Start DATASET ROWS

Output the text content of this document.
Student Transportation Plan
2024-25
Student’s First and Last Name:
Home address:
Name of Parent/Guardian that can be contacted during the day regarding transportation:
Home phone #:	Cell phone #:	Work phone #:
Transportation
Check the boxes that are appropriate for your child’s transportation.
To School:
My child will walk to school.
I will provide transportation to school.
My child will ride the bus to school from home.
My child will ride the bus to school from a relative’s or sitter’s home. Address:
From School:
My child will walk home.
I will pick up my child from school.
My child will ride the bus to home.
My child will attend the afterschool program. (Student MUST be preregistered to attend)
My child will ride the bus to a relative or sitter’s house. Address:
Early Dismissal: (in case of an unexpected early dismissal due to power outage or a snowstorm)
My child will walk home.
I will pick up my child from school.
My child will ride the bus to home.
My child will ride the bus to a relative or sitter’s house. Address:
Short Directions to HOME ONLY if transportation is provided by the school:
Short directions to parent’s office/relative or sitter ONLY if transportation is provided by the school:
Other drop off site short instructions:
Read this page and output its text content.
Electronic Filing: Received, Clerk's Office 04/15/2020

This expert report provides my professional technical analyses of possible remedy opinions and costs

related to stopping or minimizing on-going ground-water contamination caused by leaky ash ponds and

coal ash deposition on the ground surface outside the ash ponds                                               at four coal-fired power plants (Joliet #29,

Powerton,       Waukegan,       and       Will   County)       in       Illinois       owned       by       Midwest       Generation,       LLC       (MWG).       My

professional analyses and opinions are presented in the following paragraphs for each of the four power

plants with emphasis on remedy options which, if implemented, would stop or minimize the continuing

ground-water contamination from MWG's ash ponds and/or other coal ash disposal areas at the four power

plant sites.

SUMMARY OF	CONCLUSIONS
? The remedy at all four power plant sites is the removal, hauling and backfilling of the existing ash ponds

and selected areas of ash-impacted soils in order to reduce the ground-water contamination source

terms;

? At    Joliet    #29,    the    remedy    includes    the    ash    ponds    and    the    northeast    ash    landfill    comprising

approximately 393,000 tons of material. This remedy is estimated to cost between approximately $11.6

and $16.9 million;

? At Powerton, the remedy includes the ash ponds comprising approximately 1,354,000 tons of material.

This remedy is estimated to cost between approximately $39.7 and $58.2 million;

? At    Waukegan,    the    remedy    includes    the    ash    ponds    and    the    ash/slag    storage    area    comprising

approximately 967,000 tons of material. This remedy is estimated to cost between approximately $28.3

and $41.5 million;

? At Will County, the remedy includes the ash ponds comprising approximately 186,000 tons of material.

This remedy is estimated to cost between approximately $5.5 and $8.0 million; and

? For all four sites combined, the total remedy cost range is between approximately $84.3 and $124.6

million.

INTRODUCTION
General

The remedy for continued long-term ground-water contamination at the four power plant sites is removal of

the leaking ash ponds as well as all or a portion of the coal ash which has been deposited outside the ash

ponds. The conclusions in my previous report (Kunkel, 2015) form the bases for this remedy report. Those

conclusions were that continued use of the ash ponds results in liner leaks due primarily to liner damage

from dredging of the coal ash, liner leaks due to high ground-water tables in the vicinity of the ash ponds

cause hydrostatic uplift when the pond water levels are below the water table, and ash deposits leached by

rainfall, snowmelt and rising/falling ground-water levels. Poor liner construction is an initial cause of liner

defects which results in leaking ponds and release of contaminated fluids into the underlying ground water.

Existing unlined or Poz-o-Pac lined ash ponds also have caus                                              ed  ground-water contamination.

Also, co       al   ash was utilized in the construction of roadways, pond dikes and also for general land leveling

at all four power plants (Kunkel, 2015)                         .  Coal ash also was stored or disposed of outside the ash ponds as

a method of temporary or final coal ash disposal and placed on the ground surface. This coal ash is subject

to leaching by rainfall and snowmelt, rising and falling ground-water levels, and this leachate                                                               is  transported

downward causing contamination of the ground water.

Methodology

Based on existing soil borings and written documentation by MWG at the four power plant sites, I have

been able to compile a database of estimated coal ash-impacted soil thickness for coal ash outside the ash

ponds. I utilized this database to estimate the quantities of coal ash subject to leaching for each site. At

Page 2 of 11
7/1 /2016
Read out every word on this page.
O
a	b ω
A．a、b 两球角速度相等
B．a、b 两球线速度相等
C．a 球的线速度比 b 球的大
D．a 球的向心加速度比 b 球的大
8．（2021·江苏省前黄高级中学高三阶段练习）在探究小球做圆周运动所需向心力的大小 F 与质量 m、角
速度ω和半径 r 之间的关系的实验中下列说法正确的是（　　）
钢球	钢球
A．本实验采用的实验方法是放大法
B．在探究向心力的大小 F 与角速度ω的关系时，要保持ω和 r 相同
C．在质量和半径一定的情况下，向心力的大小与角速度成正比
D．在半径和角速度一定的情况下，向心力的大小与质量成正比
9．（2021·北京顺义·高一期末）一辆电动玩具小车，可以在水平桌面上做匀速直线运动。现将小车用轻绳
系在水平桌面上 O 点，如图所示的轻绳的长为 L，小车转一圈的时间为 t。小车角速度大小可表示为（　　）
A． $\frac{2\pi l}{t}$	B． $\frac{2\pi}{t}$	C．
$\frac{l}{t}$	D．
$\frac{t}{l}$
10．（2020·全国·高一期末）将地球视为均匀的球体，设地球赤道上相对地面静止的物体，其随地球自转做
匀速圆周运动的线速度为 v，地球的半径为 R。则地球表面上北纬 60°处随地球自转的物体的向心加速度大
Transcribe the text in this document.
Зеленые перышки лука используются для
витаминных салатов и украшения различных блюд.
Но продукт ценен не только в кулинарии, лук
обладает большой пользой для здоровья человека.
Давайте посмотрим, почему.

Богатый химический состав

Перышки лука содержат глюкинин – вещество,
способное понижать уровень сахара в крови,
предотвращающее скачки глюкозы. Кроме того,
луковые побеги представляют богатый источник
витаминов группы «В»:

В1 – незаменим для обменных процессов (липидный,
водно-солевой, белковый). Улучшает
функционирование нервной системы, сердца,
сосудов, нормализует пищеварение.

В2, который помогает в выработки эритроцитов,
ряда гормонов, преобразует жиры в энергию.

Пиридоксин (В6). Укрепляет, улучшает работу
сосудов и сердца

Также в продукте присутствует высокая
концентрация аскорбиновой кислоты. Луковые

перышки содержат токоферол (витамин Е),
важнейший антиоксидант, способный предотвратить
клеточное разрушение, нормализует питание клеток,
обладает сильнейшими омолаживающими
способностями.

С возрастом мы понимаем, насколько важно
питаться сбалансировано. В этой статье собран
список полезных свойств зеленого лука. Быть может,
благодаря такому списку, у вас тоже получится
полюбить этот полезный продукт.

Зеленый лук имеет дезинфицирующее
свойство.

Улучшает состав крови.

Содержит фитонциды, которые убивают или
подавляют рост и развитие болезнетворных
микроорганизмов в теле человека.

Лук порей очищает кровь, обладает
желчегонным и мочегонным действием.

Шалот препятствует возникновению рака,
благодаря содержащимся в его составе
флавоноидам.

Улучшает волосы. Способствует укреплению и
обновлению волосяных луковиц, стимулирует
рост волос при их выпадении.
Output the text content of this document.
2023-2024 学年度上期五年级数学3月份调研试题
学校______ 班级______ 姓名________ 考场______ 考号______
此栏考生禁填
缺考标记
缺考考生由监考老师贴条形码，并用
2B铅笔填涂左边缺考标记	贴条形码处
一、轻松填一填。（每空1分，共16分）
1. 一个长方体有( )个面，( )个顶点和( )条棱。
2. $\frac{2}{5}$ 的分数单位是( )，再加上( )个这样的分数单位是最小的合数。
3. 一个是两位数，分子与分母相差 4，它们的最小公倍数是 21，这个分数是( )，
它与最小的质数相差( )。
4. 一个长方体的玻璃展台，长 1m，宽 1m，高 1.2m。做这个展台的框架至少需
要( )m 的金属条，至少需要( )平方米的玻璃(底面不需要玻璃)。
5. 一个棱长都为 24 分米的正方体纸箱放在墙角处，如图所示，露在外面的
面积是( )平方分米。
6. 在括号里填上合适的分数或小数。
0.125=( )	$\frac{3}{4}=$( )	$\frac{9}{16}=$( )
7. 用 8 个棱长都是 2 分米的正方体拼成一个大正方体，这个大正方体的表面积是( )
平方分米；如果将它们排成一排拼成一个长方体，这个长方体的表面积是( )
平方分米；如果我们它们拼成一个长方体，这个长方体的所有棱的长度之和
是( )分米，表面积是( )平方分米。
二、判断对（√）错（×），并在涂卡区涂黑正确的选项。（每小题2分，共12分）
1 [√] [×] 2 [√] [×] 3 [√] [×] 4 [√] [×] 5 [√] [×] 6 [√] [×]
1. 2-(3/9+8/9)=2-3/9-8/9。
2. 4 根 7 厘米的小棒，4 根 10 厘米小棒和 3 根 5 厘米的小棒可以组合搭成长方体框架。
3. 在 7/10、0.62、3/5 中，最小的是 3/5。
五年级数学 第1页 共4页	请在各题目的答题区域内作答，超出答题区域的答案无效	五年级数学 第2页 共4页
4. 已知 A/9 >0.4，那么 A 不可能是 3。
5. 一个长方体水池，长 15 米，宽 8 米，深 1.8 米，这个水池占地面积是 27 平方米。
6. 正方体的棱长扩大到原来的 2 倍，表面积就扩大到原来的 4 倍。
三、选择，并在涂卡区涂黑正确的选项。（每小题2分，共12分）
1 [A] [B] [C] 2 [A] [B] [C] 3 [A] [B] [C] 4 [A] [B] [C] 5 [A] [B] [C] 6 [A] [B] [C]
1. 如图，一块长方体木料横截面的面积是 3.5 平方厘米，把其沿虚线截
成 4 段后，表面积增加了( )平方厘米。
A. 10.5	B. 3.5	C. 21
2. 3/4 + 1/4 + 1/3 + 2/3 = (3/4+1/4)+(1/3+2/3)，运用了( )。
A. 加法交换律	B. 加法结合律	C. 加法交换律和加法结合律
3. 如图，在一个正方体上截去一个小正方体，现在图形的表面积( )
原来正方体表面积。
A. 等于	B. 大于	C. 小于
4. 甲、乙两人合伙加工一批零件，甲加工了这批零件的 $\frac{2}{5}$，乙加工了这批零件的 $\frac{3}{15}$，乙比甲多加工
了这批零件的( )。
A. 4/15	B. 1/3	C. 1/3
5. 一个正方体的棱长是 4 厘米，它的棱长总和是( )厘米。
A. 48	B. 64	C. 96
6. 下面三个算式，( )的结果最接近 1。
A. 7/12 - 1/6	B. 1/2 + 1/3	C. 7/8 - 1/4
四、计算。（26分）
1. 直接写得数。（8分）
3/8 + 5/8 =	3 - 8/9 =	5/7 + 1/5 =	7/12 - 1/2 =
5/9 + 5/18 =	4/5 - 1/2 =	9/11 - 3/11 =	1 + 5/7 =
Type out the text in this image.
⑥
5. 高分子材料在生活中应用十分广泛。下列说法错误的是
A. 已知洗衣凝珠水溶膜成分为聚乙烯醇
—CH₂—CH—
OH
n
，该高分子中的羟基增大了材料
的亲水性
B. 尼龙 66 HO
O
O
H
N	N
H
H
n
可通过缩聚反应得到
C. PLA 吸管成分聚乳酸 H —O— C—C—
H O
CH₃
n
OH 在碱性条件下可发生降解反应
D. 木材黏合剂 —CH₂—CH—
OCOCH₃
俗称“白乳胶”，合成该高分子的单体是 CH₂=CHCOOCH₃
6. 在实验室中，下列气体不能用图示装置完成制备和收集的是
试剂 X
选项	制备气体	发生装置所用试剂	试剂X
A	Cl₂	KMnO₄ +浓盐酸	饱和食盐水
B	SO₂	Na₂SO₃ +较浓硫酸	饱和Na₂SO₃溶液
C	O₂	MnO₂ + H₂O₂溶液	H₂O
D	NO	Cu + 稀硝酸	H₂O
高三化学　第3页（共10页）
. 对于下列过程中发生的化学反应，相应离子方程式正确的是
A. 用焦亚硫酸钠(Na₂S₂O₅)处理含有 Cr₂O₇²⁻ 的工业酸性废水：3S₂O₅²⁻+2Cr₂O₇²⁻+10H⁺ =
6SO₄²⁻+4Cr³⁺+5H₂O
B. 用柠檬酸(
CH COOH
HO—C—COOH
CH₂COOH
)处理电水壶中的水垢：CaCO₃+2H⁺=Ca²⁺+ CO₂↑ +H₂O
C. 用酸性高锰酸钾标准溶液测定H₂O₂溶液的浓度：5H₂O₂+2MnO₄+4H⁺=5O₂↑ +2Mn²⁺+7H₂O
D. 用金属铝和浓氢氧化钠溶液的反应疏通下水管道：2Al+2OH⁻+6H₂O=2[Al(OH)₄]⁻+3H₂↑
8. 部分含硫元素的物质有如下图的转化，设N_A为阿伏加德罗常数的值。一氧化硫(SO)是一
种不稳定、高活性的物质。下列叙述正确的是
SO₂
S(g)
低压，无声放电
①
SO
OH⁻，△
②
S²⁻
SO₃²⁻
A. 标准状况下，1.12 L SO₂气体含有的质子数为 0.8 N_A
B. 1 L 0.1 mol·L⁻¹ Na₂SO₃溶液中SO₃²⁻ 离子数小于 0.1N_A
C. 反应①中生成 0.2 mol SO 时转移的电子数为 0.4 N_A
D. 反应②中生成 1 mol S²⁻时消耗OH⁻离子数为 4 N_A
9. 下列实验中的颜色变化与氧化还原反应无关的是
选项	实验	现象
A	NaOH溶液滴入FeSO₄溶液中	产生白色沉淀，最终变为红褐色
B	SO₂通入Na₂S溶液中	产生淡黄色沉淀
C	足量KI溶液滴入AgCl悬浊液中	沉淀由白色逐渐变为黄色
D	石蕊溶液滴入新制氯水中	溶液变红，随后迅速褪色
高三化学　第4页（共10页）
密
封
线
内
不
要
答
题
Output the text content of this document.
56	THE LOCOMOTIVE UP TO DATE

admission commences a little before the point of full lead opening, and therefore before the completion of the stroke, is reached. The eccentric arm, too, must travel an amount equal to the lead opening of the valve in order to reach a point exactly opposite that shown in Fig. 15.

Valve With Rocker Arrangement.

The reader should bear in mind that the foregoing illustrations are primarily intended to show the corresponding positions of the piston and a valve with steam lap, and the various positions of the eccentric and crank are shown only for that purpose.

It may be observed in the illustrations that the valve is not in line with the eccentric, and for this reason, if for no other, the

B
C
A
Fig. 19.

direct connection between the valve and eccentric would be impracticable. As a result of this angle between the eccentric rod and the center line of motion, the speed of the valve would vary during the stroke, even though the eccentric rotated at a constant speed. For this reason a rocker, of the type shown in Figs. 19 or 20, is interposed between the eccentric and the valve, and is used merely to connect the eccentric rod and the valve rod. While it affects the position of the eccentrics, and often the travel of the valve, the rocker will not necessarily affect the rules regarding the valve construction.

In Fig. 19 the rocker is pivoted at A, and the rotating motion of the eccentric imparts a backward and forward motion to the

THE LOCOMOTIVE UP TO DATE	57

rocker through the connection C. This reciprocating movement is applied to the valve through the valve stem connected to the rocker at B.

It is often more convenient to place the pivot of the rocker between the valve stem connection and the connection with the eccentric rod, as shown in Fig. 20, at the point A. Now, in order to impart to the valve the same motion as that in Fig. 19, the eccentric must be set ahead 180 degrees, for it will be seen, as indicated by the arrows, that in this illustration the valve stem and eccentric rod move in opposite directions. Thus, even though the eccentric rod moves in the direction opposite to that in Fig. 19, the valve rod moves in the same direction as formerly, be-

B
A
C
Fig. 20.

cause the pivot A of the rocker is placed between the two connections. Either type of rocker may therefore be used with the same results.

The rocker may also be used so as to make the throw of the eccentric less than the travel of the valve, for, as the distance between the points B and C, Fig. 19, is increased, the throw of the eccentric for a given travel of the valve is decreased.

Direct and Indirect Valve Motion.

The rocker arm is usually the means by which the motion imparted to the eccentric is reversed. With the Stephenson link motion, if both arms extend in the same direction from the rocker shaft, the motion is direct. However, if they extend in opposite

End DATASET ROWS

• PROBLEM TO WORK ON
Determine how many lines of the entries above carry the string "subject", and give that number alone.

• OUTPUT
2